### TASK DETAILS
Everything in the listing should be restated word for word.

### SUPPLIED RECORDS
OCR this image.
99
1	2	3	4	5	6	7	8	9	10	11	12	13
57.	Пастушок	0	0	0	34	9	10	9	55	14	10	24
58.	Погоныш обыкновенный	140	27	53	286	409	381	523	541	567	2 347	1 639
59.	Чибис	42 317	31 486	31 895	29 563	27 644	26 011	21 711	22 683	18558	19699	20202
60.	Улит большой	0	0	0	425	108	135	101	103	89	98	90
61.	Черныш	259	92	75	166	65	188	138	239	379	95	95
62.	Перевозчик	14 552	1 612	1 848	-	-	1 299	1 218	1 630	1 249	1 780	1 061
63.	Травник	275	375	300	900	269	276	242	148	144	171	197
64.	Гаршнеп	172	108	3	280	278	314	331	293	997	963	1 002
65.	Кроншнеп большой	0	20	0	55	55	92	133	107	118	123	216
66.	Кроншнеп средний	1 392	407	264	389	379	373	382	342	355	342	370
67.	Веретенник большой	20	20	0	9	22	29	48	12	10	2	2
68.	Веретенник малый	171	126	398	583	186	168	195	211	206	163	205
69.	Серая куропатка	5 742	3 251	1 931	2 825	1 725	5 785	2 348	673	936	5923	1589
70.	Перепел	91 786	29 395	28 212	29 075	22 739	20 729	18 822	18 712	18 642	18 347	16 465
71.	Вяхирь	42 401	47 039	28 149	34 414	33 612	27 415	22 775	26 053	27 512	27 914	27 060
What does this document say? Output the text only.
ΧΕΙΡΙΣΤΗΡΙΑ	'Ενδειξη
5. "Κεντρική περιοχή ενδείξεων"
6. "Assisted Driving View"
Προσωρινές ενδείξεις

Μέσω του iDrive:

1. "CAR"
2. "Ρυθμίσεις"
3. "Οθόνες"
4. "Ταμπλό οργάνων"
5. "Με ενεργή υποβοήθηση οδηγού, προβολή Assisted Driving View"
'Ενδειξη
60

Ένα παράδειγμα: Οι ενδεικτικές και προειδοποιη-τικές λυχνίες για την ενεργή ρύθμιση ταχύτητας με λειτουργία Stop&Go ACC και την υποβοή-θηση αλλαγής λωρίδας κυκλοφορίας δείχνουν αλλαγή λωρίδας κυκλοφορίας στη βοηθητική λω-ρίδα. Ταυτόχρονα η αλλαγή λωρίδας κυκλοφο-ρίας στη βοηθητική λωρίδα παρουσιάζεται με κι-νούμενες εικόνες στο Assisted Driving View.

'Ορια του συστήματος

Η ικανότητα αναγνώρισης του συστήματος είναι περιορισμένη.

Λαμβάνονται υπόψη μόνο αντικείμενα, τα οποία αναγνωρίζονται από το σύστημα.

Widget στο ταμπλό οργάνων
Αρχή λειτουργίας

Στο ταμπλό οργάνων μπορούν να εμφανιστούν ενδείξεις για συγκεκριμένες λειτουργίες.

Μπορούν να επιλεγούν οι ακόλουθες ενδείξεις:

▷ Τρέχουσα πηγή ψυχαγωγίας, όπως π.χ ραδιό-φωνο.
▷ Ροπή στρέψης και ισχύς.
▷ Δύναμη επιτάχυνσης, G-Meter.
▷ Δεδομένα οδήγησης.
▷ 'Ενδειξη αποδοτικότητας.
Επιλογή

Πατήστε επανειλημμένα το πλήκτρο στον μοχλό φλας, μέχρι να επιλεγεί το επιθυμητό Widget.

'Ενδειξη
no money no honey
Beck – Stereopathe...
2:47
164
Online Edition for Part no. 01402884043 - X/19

### COMPLETE OUTPUT
OCR this image.
99
1	2	3	4	5	6	7	8	9	10	11	12	13
57.	Пастушок	0	0	0	34	9	10	9	55	14	10	24
58.	Погоныш обыкновенный	140	27	53	286	409	381	523	541	567	2 347	1 639
59.	Чибис	42 317	31 486	31 895	29 563	27 644	26 011	21 711	22 683	18558	19699	20202
60.	Улит большой	0	0	0	425	108	135	101	103	89	98	90
61.	Черныш	259	92	75	166	65	188	138	239	379	95	95
62.	Перевозчик	14 552	1 612	1 848	-	-	1 299	1 218	1 630	1 249	1 780	1 061
63.	Травник	275	375	300	900	269	276	242	148	144	171	197
64.	Гаршнеп	172	108	3	280	278	314	331	293	997	963	1 002
65.	Кроншнеп большой	0	20	0	55	55	92	133	107	118	123	216
66.	Кроншнеп средний	1 392	407	264	389	379	373	382	342	355	342	370
67.	Веретенник большой	20	20	0	9	22	29	48	12	10	2	2
68.	Веретенник малый	171	126	398	583	186	168	195	211	206	163	205
69.	Серая куропатка	5 742	3 251	1 931	2 825	1 725	5 785	2 348	673	936	5923	1589
70.	Перепел	91 786	29 395	28 212	29 075	22 739	20 729	18 822	18 712	18 642	18 347	16 465
71.	Вяхирь	42 401	47 039	28 149	34 414	33 612	27 415	22 775	26 053	27 512	27 914	27 060
What does this document say? Output the text only.
ΧΕΙΡΙΣΤΗΡΙΑ	'Ενδειξη
5. "Κεντρική περιοχή ενδείξεων"
6. "Assisted Driving View"
Προσωρινές ενδείξεις

Μέσω του iDrive:

1. "CAR"
2. "Ρυθμίσεις"
3. "Οθόνες"
4. "Ταμπλό οργάνων"
5. "Με ενεργή υποβοήθηση οδηγού, προβολή Assisted Driving View"
'Ενδειξη
60

Ένα παράδειγμα: Οι ενδεικτικές και προειδοποιη-τικές λυχνίες για την ενεργή ρύθμιση ταχύτητας με λειτουργία Stop&Go ACC και την υποβοή-θηση αλλαγής λωρίδας κυκλοφορίας δείχνουν αλλαγή λωρίδας κυκλοφορίας στη βοηθητική λω-ρίδα. Ταυτόχρονα η αλλαγή λωρίδας κυκλοφο-ρίας στη βοηθητική λωρίδα παρουσιάζεται με κι-νούμενες εικόνες στο Assisted Driving View.

'Ορια του συστήματος

Η ικανότητα αναγνώρισης του συστήματος είναι περιορισμένη.

Λαμβάνονται υπόψη μόνο αντικείμενα, τα οποία αναγνωρίζονται από το σύστημα.

Widget στο ταμπλό οργάνων
Αρχή λειτουργίας

Στο ταμπλό οργάνων μπορούν να εμφανιστούν ενδείξεις για συγκεκριμένες λειτουργίες.

Μπορούν να επιλεγούν οι ακόλουθες ενδείξεις:

▷ Τρέχουσα πηγή ψυχαγωγίας, όπως π.χ ραδιό-φωνο.
▷ Ροπή στρέψης και ισχύς.
▷ Δύναμη επιτάχυνσης, G-Meter.
▷ Δεδομένα οδήγησης.
▷ 'Ενδειξη αποδοτικότητας.
Επιλογή

Πατήστε επανειλημμένα το πλήκτρο στον μοχλό φλας, μέχρι να επιλεγεί το επιθυμητό Widget.

'Ενδειξη
no money no honey
Beck – Stereopathe...
2:47
164
Online Edition for Part no. 01402884043 - X/19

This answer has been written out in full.